Task description
Your task is to find every line of the data that holds the string "color" and copy it.

Source information
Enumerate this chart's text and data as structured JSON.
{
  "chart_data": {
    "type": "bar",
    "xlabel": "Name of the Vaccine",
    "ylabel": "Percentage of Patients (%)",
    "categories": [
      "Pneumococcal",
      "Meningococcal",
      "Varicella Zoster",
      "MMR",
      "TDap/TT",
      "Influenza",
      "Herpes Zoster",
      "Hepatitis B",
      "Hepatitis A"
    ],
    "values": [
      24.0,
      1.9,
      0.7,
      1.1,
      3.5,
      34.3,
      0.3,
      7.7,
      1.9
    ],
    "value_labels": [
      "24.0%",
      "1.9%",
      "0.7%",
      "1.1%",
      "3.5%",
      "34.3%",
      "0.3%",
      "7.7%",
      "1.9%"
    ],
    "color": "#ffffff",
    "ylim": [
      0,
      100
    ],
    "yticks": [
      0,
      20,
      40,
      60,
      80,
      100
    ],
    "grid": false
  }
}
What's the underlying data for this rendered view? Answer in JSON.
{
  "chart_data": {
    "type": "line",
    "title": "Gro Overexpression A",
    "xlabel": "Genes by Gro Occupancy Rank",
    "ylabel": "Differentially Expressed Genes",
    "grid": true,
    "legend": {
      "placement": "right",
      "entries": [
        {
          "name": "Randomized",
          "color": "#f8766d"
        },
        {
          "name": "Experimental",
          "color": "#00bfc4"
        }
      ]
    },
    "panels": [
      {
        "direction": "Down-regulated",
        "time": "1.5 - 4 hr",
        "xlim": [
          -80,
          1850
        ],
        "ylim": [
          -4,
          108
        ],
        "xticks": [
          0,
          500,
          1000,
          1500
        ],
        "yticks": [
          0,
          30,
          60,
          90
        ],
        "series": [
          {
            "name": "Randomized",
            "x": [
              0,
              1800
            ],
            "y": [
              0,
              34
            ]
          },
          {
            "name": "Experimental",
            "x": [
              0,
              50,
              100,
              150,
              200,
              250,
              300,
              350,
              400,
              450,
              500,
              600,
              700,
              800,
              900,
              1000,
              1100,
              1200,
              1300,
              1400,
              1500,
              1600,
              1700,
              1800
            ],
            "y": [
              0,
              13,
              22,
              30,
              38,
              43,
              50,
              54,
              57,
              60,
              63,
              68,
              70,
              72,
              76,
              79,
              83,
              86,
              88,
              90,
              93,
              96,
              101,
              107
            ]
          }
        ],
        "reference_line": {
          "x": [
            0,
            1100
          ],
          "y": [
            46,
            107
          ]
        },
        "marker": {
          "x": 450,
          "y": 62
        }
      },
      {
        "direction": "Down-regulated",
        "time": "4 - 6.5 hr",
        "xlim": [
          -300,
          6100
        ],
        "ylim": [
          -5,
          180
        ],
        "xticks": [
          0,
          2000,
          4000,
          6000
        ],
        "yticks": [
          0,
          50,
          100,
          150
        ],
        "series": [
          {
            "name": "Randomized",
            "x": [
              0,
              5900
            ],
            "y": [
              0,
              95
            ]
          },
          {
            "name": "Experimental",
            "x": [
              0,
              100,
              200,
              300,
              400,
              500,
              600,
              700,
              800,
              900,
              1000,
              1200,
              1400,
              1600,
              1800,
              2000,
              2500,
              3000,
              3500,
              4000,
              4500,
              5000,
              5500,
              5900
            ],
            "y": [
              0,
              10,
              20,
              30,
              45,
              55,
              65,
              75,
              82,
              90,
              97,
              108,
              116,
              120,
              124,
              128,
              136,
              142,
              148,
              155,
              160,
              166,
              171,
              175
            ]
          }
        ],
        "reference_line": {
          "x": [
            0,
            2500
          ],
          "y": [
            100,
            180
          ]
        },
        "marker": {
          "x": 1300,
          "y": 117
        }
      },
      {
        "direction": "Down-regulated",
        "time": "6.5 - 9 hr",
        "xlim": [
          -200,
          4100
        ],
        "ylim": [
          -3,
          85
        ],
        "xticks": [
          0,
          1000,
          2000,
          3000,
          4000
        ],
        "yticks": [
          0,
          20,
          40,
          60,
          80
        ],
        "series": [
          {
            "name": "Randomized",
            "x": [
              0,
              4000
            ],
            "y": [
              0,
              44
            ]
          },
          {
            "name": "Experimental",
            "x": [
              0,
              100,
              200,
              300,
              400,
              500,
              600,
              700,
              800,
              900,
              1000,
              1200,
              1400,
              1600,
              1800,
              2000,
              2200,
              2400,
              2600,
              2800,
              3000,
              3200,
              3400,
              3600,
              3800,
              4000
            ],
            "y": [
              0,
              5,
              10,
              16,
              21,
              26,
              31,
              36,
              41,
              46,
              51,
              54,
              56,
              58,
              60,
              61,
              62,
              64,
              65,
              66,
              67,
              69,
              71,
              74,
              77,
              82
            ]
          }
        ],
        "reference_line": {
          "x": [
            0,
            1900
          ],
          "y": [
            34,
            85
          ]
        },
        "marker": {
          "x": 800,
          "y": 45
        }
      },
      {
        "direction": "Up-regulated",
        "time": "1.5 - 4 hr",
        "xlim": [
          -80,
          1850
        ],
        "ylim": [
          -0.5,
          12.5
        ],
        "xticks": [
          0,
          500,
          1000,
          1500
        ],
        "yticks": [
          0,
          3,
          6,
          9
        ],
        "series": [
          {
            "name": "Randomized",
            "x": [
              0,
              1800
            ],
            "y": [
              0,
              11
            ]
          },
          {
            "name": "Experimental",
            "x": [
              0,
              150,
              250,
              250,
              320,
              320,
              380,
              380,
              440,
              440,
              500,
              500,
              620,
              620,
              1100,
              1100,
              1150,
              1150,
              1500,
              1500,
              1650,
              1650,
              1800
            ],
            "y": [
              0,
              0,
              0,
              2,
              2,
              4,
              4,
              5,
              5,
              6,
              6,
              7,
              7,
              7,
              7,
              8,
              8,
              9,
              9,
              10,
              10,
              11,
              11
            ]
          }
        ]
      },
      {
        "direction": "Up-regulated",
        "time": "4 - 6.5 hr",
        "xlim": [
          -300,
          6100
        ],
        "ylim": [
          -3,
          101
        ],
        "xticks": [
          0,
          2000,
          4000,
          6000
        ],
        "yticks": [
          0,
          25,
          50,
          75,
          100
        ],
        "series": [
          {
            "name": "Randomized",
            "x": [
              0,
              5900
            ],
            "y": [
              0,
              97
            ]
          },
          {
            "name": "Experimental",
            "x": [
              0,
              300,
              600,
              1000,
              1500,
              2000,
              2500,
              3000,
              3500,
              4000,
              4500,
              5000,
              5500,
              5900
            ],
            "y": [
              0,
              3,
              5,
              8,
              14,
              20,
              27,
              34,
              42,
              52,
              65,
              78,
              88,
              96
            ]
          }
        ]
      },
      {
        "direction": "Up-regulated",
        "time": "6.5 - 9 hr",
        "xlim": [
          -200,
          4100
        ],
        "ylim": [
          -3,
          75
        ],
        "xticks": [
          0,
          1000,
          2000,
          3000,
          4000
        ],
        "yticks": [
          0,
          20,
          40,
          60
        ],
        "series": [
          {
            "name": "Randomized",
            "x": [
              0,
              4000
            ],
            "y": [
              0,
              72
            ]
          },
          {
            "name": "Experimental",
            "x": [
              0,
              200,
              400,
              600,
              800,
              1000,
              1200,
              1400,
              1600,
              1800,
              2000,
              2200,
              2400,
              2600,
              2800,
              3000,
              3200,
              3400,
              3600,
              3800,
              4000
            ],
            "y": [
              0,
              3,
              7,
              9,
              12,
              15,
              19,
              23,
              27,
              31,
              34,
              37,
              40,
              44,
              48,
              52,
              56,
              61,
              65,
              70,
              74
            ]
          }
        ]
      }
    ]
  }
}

Exercise result
    "color": "#ffffff",
          "color": "#f8766d"
          "color": "#00bfc4"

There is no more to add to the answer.